## THE EXERCISE
Could you output, unchanged, the items below starting at the line that contains "flag-star: ★ [665,554,675,565]" and ending at the line that contains "flag-stripe [965,615,1272,629]", with both of those lines included?

** Start of EXERCISE MATERIAL **

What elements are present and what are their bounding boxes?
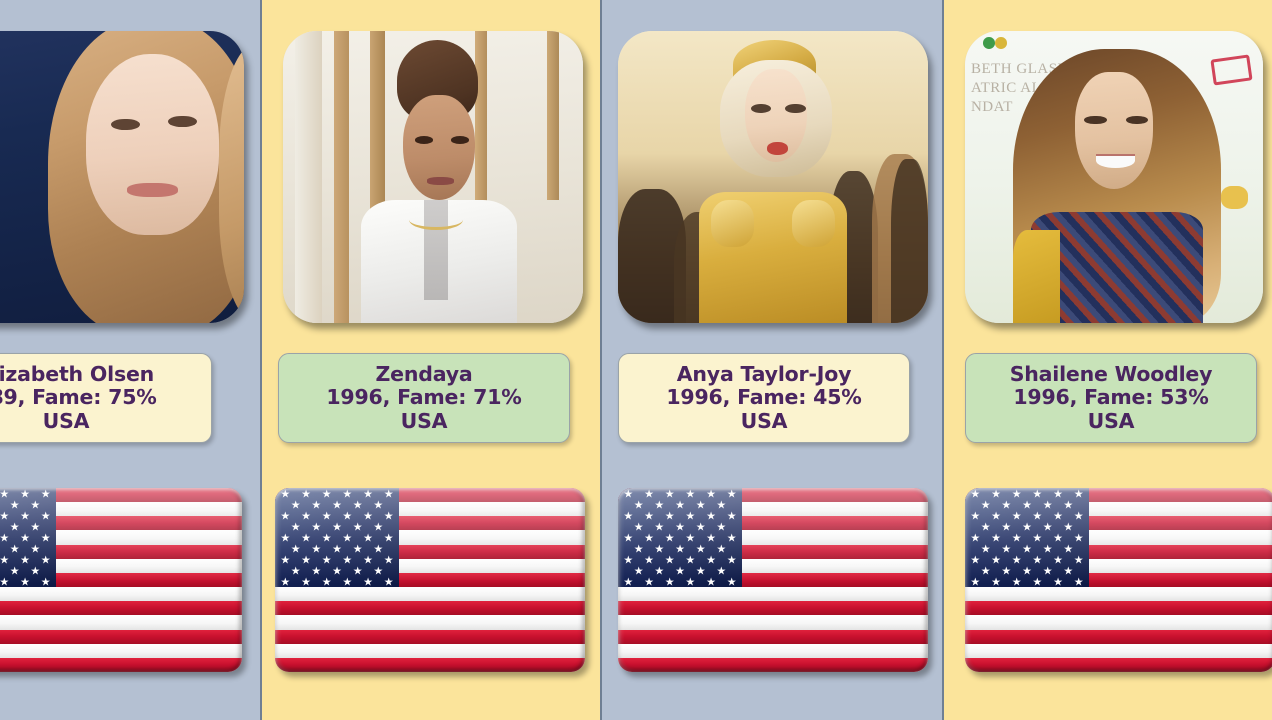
flag-star: ★ [665,554,675,565]
flag-stripe [618,658,928,672]
flag-star: ★ [1063,521,1073,532]
info-card-2[interactable]: Zendaya 1996, Fame: 71% USA [278,353,570,443]
person-country-1: USA [43,410,90,434]
flag-star: ★ [311,499,321,510]
flag-star: ★ [654,543,664,554]
flag-stripe [618,587,928,601]
flag-star: ★ [634,521,644,532]
flag-star: ★ [970,532,980,543]
flag-star: ★ [20,532,30,543]
flag-star: ★ [970,488,980,499]
flag-star: ★ [685,532,695,543]
flag-star: ★ [363,488,373,499]
flag-star: ★ [20,510,30,521]
flag-stripe [965,615,1272,629]
flag-star: ★ [644,488,654,499]
flag-star: ★ [41,576,51,587]
person-stats-3: 1996, Fame: 45% [666,386,861,410]
flag-star: ★ [291,499,301,510]
portrait-elizabeth-olsen[interactable] [0,31,244,323]
person-column-2[interactable]: Zendaya 1996, Fame: 71% USA ★★★★★★★★★★★★… [262,0,602,720]
flag-star: ★ [1012,510,1022,521]
flag-star: ★ [634,543,644,554]
flag-star: ★ [353,499,363,510]
info-card-1[interactable]: Elizabeth Olsen 989, Fame: 75% USA [0,353,212,443]
flag-star: ★ [706,510,716,521]
flag-star: ★ [991,510,1001,521]
flag-star: ★ [981,543,991,554]
flag-star: ★ [41,554,51,565]
flag-star: ★ [20,576,30,587]
portrait-image-4: BETH GLASER ATRIC AI NDAT [965,31,1263,323]
flag-stripe [965,587,1272,601]
flag-star: ★ [716,499,726,510]
flag-star: ★ [363,576,373,587]
usa-flag-4[interactable]: ★★★★★★★★★★★★★★★★★★★★★★★★★★★★★★★★★★★★★★★★… [965,488,1272,672]
flag-star: ★ [706,488,716,499]
flag-star: ★ [0,532,9,543]
flag-star: ★ [301,510,311,521]
flag-star: ★ [30,499,40,510]
flag-star: ★ [675,521,685,532]
flag-star: ★ [280,510,290,521]
flag-stripe [0,601,242,615]
flag-star: ★ [342,510,352,521]
flag-star: ★ [727,488,737,499]
flag-star: ★ [342,554,352,565]
flag-stripe [618,615,928,629]
flag-star: ★ [20,488,30,499]
portrait-image-1 [0,31,244,323]
flag-star: ★ [1012,488,1022,499]
flag-stripe [0,630,242,644]
flag-star: ★ [10,543,20,554]
flag-star: ★ [332,543,342,554]
flag-star: ★ [342,576,352,587]
flag-star: ★ [332,565,342,576]
flag-star: ★ [363,554,373,565]
flag-stripe [618,601,928,615]
flag-star: ★ [634,565,644,576]
flag-star: ★ [322,532,332,543]
flag-star: ★ [623,510,633,521]
person-name-4: Shailene Woodley [1010,363,1213,387]
flag-star: ★ [1043,565,1053,576]
flag-star: ★ [280,532,290,543]
flag-star: ★ [1032,532,1042,543]
flag-star: ★ [675,565,685,576]
flag-star: ★ [685,576,695,587]
flag-star: ★ [41,510,51,521]
flag-canton-2: ★★★★★★★★★★★★★★★★★★★★★★★★★★★★★★★★★★★★★★★★… [275,488,399,587]
flag-stripe [275,658,585,672]
flag-star: ★ [685,488,695,499]
flag-star: ★ [716,565,726,576]
flag-star: ★ [1022,499,1032,510]
person-column-3[interactable]: Anya Taylor-Joy 1996, Fame: 45% USA ★★★★… [602,0,944,720]
flag-star: ★ [373,543,383,554]
flag-star: ★ [1074,554,1084,565]
flag-star: ★ [675,543,685,554]
flag-stripe [275,587,585,601]
flag-star: ★ [665,488,675,499]
flag-star: ★ [353,565,363,576]
flag-star: ★ [1001,499,1011,510]
flag-star: ★ [301,576,311,587]
person-name-1: Elizabeth Olsen [0,363,154,387]
flag-stripe [618,644,928,658]
flag-star: ★ [373,499,383,510]
flag-star: ★ [623,488,633,499]
flag-star: ★ [1074,488,1084,499]
flag-star: ★ [373,521,383,532]
flag-star: ★ [981,499,991,510]
flag-star: ★ [41,488,51,499]
flag-stripe [965,658,1272,672]
flag-stripe [965,644,1272,658]
usa-flag-2[interactable]: ★★★★★★★★★★★★★★★★★★★★★★★★★★★★★★★★★★★★★★★★… [275,488,585,672]
flag-star: ★ [291,521,301,532]
person-stats-1: 989, Fame: 75% [0,386,157,410]
flag-star: ★ [716,521,726,532]
person-column-4[interactable]: BETH GLASER ATRIC AI NDAT [944,0,1272,720]
flag-star: ★ [280,488,290,499]
flag-star: ★ [363,510,373,521]
flag-star: ★ [685,510,695,521]
flag-star: ★ [665,576,675,587]
flag-star: ★ [30,543,40,554]
flag-star: ★ [30,521,40,532]
flag-star: ★ [623,532,633,543]
person-stats-2: 1996, Fame: 71% [326,386,521,410]
flag-star: ★ [665,510,675,521]
flag-canton-4: ★★★★★★★★★★★★★★★★★★★★★★★★★★★★★★★★★★★★★★★★… [965,488,1089,587]
flag-star: ★ [727,554,737,565]
flag-star: ★ [1053,510,1063,521]
flag-star: ★ [291,565,301,576]
flag-star: ★ [301,532,311,543]
flag-star: ★ [1022,543,1032,554]
flag-star: ★ [991,532,1001,543]
portrait-image-3 [618,31,928,323]
flag-star: ★ [0,554,9,565]
flag-star: ★ [384,576,394,587]
flag-star: ★ [384,554,394,565]
flag-star: ★ [644,554,654,565]
person-stats-4: 1996, Fame: 53% [1013,386,1208,410]
flag-star: ★ [1053,532,1063,543]
info-card-3[interactable]: Anya Taylor-Joy 1996, Fame: 45% USA [618,353,910,443]
flag-star: ★ [644,532,654,543]
flag-star: ★ [342,532,352,543]
flag-star: ★ [353,521,363,532]
flag-star: ★ [332,499,342,510]
flag-star: ★ [970,554,980,565]
flag-star: ★ [332,521,342,532]
flag-star: ★ [1032,554,1042,565]
flag-star: ★ [970,576,980,587]
flag-star: ★ [1053,576,1063,587]
flag-star: ★ [311,543,321,554]
flag-star: ★ [322,510,332,521]
flag-star: ★ [654,499,664,510]
flag-star: ★ [981,521,991,532]
person-country-3: USA [741,410,788,434]
flag-star: ★ [623,554,633,565]
flag-star: ★ [1001,521,1011,532]
filmstrip-stage: Elizabeth Olsen 989, Fame: 75% USA ★★★★★… [0,0,1272,720]
person-column-1[interactable]: Elizabeth Olsen 989, Fame: 75% USA ★★★★★… [0,0,262,720]
flag-star: ★ [665,532,675,543]
flag-star: ★ [991,488,1001,499]
flag-stripe [618,630,928,644]
flag-star: ★ [634,499,644,510]
portrait-image-2 [283,31,583,323]
flag-star: ★ [373,565,383,576]
flag-star: ★ [716,543,726,554]
flag-star: ★ [706,554,716,565]
flag-star: ★ [706,532,716,543]
flag-star: ★ [623,576,633,587]
flag-star: ★ [1074,576,1084,587]
flag-star: ★ [654,565,664,576]
flag-stripe [965,630,1272,644]
flag-star: ★ [1053,554,1063,565]
flag-star: ★ [696,565,706,576]
flag-star: ★ [322,488,332,499]
flag-star: ★ [970,510,980,521]
flag-star: ★ [1022,565,1032,576]
flag-stripe [275,601,585,615]
flag-star: ★ [384,532,394,543]
flag-star: ★ [384,510,394,521]
flag-star: ★ [41,532,51,543]
flag-star: ★ [322,554,332,565]
flag-canton-1: ★★★★★★★★★★★★★★★★★★★★★★★★★★★★★★★★★★★★★★★★… [0,488,56,587]
flag-star: ★ [0,576,9,587]
usa-flag-3[interactable]: ★★★★★★★★★★★★★★★★★★★★★★★★★★★★★★★★★★★★★★★★… [618,488,928,672]
flag-star: ★ [727,532,737,543]
flag-star: ★ [342,488,352,499]
flag-star: ★ [353,543,363,554]
flag-star: ★ [322,576,332,587]
flag-star: ★ [363,532,373,543]
flag-star: ★ [696,499,706,510]
flag-star: ★ [1063,543,1073,554]
flag-star: ★ [1032,488,1042,499]
flag-star: ★ [1063,565,1073,576]
person-name-2: Zendaya [375,363,472,387]
flag-star: ★ [1043,499,1053,510]
flag-star: ★ [644,510,654,521]
info-card-4[interactable]: Shailene Woodley 1996, Fame: 53% USA [965,353,1257,443]
flag-star: ★ [280,576,290,587]
flag-stripe [0,658,242,672]
flag-stripe [275,615,585,629]
flag-star: ★ [1012,532,1022,543]
portrait-shailene-woodley[interactable]: BETH GLASER ATRIC AI NDAT [965,31,1263,323]
flag-star: ★ [384,488,394,499]
flag-star: ★ [10,565,20,576]
flag-star: ★ [706,576,716,587]
person-name-3: Anya Taylor-Joy [677,363,852,387]
flag-star: ★ [30,565,40,576]
flag-star: ★ [1043,543,1053,554]
flag-star: ★ [301,554,311,565]
flag-star: ★ [1032,510,1042,521]
flag-star: ★ [1053,488,1063,499]
flag-star: ★ [301,488,311,499]
flag-star: ★ [991,576,1001,587]
flag-canton-3: ★★★★★★★★★★★★★★★★★★★★★★★★★★★★★★★★★★★★★★★★… [618,488,742,587]
flag-star: ★ [1022,521,1032,532]
flag-star: ★ [1074,532,1084,543]
flag-star: ★ [1063,499,1073,510]
portrait-anya-taylor-joy[interactable] [618,31,928,323]
flag-stripe [965,601,1272,615]
flag-stripe [275,630,585,644]
flag-star: ★ [727,510,737,521]
flag-star: ★ [1001,543,1011,554]
flag-star: ★ [1074,510,1084,521]
flag-star: ★ [0,510,9,521]
flag-star: ★ [1012,554,1022,565]
flag-star: ★ [10,521,20,532]
flag-star: ★ [991,554,1001,565]
person-country-4: USA [1088,410,1135,434]
flag-star: ★ [1043,521,1053,532]
flag-star: ★ [291,543,301,554]
flag-star: ★ [311,565,321,576]
person-country-2: USA [401,410,448,434]
flag-star: ★ [1001,565,1011,576]
flag-star: ★ [1012,576,1022,587]
portrait-zendaya[interactable] [283,31,583,323]
flag-star: ★ [727,576,737,587]
flag-stripe [0,644,242,658]
banner-text-line-3: NDAT [971,99,1013,115]
flag-star: ★ [675,499,685,510]
flag-star: ★ [311,521,321,532]
usa-flag-1[interactable]: ★★★★★★★★★★★★★★★★★★★★★★★★★★★★★★★★★★★★★★★★… [0,488,242,672]
flag-stripe [0,615,242,629]
flag-star: ★ [0,488,9,499]
flag-stripe [275,644,585,658]
flag-star: ★ [654,521,664,532]
flag-star: ★ [981,565,991,576]
flag-star: ★ [1032,576,1042,587]
flag-star: ★ [10,499,20,510]
flag-star: ★ [644,576,654,587]
flag-star: ★ [696,543,706,554]
banner-text-line-2: ATRIC AI [971,80,1037,96]
flag-star: ★ [280,554,290,565]
flag-star: ★ [20,554,30,565]
flag-star: ★ [696,521,706,532]
flag-star: ★ [685,554,695,565]
flag-stripe [0,587,242,601]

** End of EXERCISE MATERIAL **

## RESPONSE
flag-star: ★ [665,554,675,565]
flag-stripe [618,658,928,672]
flag-star: ★ [1063,521,1073,532]
info-card-2[interactable]: Zendaya 1996, Fame: 71% USA [278,353,570,443]
person-country-1: USA [43,410,90,434]
flag-star: ★ [311,499,321,510]
flag-star: ★ [654,543,664,554]
flag-stripe [618,587,928,601]
flag-star: ★ [634,521,644,532]
flag-star: ★ [970,532,980,543]
flag-star: ★ [20,532,30,543]
flag-star: ★ [970,488,980,499]
flag-star: ★ [685,532,695,543]
flag-star: ★ [363,488,373,499]
flag-star: ★ [20,510,30,521]
flag-stripe [965,615,1272,629]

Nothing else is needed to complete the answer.